— Begin —
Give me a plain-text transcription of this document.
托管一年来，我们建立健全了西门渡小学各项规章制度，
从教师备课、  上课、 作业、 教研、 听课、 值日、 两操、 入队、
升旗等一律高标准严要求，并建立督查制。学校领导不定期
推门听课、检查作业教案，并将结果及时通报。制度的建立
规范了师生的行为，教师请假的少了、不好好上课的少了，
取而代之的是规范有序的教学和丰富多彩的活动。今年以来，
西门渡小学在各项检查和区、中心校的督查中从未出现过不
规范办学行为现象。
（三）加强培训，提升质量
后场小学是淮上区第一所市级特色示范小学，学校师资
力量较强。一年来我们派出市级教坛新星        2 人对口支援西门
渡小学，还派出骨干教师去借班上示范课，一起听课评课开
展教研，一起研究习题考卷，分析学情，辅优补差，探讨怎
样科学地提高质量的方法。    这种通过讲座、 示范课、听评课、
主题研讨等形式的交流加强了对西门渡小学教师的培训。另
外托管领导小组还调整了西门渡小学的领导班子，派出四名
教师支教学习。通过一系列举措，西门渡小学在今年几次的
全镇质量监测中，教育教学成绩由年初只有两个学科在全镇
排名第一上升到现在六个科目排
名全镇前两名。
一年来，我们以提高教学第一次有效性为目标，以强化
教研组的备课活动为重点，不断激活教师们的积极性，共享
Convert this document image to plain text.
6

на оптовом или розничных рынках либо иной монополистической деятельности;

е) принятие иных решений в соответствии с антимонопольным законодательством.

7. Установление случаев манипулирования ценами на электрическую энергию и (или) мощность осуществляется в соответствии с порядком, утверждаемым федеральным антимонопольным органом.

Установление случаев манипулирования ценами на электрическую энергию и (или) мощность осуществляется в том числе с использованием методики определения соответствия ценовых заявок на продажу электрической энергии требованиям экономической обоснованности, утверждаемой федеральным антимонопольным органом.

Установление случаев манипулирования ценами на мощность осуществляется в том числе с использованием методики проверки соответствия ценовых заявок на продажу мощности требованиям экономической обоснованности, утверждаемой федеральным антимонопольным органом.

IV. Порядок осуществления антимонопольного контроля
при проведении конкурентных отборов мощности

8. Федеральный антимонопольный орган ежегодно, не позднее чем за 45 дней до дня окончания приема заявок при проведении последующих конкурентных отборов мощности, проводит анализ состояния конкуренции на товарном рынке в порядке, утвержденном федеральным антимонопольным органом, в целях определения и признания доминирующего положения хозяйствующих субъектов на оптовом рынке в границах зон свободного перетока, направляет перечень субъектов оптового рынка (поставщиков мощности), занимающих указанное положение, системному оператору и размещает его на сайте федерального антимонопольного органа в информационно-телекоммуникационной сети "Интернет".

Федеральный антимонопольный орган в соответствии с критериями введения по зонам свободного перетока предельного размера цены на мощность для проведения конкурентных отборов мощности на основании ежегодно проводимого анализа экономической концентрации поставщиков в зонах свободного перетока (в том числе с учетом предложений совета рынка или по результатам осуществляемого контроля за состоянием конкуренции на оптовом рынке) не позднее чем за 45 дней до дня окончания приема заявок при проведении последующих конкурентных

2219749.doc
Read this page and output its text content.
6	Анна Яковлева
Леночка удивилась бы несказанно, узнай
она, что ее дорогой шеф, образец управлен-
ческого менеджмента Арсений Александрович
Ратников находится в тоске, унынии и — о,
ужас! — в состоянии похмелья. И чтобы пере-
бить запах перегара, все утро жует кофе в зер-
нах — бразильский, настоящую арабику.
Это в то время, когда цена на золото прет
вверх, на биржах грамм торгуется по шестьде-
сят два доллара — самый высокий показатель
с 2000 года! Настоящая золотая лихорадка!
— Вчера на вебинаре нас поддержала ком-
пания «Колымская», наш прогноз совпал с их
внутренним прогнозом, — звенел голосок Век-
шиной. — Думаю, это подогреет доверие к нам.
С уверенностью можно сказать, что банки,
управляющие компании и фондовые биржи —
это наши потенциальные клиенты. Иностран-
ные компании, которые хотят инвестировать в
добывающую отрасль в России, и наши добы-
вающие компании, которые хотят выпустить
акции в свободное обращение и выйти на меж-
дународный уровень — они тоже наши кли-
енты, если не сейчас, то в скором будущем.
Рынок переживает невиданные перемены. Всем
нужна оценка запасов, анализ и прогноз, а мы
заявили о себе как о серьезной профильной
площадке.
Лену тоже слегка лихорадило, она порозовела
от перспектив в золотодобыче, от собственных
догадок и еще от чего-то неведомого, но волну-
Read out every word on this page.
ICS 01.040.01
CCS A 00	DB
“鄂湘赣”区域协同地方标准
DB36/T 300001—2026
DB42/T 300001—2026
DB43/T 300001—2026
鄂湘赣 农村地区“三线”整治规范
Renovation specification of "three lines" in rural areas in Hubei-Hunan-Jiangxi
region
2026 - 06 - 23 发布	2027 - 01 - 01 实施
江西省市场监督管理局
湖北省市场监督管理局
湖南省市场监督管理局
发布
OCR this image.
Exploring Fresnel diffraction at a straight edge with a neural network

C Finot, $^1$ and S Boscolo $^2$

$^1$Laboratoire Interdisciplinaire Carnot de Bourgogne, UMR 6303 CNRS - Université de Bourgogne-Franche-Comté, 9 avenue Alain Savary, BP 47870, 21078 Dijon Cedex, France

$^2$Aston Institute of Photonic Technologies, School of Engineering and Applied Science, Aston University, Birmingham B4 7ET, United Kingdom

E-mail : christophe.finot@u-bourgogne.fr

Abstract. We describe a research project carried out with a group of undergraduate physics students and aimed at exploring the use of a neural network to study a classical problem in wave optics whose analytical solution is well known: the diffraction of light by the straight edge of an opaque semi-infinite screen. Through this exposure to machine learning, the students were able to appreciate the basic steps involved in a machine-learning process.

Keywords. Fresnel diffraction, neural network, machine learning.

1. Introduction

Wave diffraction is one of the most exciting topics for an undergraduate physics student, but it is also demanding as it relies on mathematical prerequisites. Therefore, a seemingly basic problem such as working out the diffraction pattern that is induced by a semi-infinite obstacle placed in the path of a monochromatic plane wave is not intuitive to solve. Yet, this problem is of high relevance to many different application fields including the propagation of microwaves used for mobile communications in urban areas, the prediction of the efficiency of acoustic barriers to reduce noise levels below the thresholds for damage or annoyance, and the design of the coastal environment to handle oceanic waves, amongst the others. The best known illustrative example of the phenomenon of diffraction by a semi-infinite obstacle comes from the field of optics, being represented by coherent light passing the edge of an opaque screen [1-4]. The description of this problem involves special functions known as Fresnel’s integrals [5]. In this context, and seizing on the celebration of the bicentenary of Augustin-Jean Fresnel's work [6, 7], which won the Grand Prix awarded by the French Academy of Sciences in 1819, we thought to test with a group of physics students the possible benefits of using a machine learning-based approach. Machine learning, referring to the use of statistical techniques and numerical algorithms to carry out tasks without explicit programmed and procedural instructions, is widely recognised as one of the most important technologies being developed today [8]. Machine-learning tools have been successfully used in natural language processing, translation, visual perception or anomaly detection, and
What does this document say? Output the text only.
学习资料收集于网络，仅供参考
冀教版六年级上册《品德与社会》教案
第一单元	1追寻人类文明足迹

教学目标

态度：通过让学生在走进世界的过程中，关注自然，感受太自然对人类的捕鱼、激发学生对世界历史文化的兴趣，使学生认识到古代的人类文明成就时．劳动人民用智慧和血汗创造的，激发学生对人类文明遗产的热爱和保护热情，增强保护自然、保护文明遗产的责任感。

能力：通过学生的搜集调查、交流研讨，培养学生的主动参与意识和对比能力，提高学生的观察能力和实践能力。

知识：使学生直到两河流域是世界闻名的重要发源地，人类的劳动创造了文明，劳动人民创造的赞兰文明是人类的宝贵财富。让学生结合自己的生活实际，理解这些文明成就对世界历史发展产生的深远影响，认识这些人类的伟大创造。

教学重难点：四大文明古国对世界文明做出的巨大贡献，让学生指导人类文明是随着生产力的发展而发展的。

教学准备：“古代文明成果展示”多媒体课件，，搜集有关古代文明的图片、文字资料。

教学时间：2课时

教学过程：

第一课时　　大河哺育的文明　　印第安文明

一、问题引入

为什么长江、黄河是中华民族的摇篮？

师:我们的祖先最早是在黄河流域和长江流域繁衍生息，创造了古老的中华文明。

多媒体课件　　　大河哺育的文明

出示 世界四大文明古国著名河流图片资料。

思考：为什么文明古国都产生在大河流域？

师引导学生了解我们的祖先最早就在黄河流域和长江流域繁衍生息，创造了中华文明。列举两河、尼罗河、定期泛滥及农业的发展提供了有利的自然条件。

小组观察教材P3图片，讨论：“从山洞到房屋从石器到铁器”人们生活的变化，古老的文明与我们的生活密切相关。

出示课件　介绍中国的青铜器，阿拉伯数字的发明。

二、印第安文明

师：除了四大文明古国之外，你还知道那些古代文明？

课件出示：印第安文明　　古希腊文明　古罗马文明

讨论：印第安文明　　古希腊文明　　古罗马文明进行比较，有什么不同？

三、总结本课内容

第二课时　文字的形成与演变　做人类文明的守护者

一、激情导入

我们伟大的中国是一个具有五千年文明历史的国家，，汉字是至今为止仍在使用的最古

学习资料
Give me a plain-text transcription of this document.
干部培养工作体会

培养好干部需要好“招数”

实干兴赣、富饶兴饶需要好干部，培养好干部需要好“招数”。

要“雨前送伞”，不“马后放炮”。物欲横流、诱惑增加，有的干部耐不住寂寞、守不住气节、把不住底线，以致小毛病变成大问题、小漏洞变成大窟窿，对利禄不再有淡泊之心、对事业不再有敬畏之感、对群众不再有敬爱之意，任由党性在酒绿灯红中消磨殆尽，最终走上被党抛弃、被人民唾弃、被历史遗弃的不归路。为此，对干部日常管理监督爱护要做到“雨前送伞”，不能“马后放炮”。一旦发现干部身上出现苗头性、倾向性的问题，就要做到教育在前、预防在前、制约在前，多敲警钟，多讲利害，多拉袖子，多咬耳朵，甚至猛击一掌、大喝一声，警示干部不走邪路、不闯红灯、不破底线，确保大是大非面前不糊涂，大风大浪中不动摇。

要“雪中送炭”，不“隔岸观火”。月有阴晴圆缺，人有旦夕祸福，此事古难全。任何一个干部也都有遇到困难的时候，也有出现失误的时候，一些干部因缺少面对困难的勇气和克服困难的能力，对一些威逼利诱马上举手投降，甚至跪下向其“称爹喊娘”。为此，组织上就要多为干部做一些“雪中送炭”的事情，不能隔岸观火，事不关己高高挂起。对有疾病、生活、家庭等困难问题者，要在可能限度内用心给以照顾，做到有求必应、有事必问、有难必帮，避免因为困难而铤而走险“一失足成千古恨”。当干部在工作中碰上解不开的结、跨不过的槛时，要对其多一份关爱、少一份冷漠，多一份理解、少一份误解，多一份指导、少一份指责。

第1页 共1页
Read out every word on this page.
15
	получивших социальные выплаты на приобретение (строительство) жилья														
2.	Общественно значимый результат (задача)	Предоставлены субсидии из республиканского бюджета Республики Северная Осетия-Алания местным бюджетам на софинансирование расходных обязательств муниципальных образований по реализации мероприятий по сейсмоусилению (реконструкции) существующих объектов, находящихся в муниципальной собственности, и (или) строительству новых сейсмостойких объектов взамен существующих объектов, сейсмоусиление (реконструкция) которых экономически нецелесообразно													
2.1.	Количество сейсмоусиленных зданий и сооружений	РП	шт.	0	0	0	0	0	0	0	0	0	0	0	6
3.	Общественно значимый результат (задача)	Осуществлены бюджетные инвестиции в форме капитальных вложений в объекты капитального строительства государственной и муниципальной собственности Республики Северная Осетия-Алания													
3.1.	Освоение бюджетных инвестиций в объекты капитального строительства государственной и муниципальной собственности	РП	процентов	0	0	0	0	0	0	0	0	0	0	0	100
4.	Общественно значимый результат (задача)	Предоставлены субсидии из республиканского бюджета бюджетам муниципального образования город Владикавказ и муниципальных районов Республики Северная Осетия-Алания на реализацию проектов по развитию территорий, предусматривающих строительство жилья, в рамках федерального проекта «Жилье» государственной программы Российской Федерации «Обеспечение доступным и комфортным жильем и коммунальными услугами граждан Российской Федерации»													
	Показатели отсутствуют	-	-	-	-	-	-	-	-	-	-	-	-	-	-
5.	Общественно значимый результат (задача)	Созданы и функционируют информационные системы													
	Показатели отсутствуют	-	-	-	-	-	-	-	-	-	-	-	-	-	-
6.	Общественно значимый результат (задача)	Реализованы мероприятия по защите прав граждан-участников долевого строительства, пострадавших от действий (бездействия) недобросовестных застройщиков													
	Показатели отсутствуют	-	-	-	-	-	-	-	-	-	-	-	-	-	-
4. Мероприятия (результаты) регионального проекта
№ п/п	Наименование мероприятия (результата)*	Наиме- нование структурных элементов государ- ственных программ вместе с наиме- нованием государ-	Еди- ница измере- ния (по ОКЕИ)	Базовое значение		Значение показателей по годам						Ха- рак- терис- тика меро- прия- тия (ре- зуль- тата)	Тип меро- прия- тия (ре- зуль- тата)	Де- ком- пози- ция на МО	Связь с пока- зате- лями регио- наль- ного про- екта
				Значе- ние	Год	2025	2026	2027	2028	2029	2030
— End —
**WORK TO COMPLETE:**
Going through the records above, state how many lines carry "муниципальной", with no other text.

**COMPLETE ANSWER:**
3